- [CHALLENGE]:
Search the entries for the word "JSON" and pull out each line that has it.

- [MATERIAL FOR THE TASK]:
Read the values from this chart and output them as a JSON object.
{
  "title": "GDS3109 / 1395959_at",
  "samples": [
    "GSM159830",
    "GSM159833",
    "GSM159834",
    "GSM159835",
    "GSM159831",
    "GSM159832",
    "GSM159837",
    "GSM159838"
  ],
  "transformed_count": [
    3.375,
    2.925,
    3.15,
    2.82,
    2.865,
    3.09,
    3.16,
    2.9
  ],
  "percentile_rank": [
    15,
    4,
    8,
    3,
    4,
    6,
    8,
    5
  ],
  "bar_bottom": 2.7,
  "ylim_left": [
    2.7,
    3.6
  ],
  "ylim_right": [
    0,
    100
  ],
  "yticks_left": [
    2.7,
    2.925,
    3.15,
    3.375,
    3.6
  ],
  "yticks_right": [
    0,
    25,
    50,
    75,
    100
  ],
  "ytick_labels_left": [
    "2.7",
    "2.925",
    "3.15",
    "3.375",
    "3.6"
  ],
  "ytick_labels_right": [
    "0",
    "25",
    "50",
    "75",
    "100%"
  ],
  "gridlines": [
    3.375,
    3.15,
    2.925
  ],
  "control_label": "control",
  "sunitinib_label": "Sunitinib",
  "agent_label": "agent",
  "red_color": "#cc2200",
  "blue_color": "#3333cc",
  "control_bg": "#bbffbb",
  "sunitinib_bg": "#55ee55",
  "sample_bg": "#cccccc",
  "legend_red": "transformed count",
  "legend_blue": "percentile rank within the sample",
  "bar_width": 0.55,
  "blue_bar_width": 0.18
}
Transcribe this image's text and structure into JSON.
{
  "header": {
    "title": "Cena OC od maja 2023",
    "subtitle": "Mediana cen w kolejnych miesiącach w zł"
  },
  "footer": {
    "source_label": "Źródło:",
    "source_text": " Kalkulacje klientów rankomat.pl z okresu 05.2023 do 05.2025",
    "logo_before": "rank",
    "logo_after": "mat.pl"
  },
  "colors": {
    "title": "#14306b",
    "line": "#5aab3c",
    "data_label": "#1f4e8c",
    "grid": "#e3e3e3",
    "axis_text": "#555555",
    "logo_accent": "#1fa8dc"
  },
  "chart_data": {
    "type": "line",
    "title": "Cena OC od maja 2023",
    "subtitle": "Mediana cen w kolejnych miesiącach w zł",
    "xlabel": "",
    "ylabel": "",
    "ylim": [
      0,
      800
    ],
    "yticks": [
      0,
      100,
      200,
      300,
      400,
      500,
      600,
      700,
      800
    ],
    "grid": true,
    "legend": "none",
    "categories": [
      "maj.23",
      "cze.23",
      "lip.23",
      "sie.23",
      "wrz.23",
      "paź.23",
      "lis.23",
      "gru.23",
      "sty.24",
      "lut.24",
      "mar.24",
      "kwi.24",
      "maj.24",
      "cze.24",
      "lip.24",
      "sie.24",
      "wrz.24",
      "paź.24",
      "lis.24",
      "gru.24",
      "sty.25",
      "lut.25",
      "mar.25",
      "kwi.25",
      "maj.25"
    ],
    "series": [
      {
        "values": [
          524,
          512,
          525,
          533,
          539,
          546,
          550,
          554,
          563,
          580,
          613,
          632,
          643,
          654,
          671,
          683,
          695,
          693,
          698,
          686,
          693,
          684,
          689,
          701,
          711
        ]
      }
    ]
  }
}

- [OUTPUT BELOW]:
Read the values from this chart and output them as a JSON object.
Transcribe this image's text and structure into JSON.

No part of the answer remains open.